Edit the data below so that every "star-icon" becomes "rating-star", keeping all other text the same. Omit the pictures from your answer.

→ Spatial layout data
+++++
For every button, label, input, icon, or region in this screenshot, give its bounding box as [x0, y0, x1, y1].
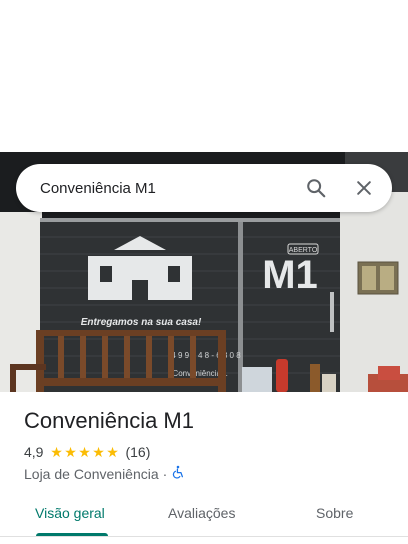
- tab-about[interactable]: Sobre: [316, 505, 353, 521]
- star-icon: ★: [106, 444, 119, 460]
- tabs-divider: [0, 536, 408, 537]
- category-row: Loja de Conveniência ·: [24, 465, 185, 482]
- place-name: Conveniência M1: [24, 408, 194, 433]
- tab-overview[interactable]: Visão geral: [35, 505, 105, 521]
- star-icon: ★: [64, 444, 77, 460]
- rating-value: 4,9: [24, 444, 44, 460]
- place-category: Loja de Conveniência: [24, 465, 159, 482]
- search-input[interactable]: Conveniência M1: [16, 180, 298, 197]
- separator-dot: ·: [162, 465, 168, 482]
- search-bar[interactable]: Conveniência M1: [16, 164, 392, 212]
- star-icon: ★: [92, 444, 105, 460]
- store-slogan: Entregamos na sua casa!: [81, 317, 202, 328]
- store-logo: M1: [262, 253, 318, 297]
- search-icon[interactable]: [298, 170, 334, 206]
- store-phone: 4 9 9 7 4 8 - 6 3 0 8: [171, 351, 241, 360]
- place-tabs: Visão geral Avaliações Sobre: [0, 496, 408, 536]
- star-icon: ★: [78, 444, 91, 460]
- review-count[interactable]: (16): [125, 444, 150, 460]
- tab-reviews[interactable]: Avaliações: [168, 505, 235, 521]
- star-icon: ★: [50, 444, 63, 460]
- wheelchair-icon: [171, 465, 185, 482]
- rating-row[interactable]: 4,9 ★ ★ ★ ★ ★ (16): [24, 444, 150, 460]
- close-icon[interactable]: [346, 170, 382, 206]
- star-rating: ★ ★ ★ ★ ★: [49, 445, 119, 459]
+++++
→ Answer to the exercise
For every button, label, input, icon, or region in this screenshot, give its bounding box as [x0, y0, x1, y1].
- tab-about[interactable]: Sobre: [316, 505, 353, 521]
- rating-star: ★: [106, 444, 119, 460]
- tabs-divider: [0, 536, 408, 537]
- category-row: Loja de Conveniência ·: [24, 465, 185, 482]
- place-name: Conveniência M1: [24, 408, 194, 433]
- tab-overview[interactable]: Visão geral: [35, 505, 105, 521]
- rating-star: ★: [64, 444, 77, 460]
- rating-value: 4,9: [24, 444, 44, 460]
- place-category: Loja de Conveniência: [24, 465, 159, 482]
- search-input[interactable]: Conveniência M1: [16, 180, 298, 197]
- separator-dot: ·: [162, 465, 168, 482]
- search-bar[interactable]: Conveniência M1: [16, 164, 392, 212]
- rating-star: ★: [92, 444, 105, 460]
- store-slogan: Entregamos na sua casa!: [81, 317, 202, 328]
- store-logo: M1: [262, 253, 318, 297]
- search-icon[interactable]: [298, 170, 334, 206]
- store-phone: 4 9 9 7 4 8 - 6 3 0 8: [171, 351, 241, 360]
- place-tabs: Visão geral Avaliações Sobre: [0, 496, 408, 536]
- rating-star: ★: [78, 444, 91, 460]
- review-count[interactable]: (16): [125, 444, 150, 460]
- tab-reviews[interactable]: Avaliações: [168, 505, 235, 521]
- rating-star: ★: [50, 444, 63, 460]
- wheelchair-icon: [171, 465, 185, 482]
- rating-row[interactable]: 4,9 ★ ★ ★ ★ ★ (16): [24, 444, 150, 460]
- close-icon[interactable]: [346, 170, 382, 206]
- star-rating: ★ ★ ★ ★ ★: [49, 445, 119, 459]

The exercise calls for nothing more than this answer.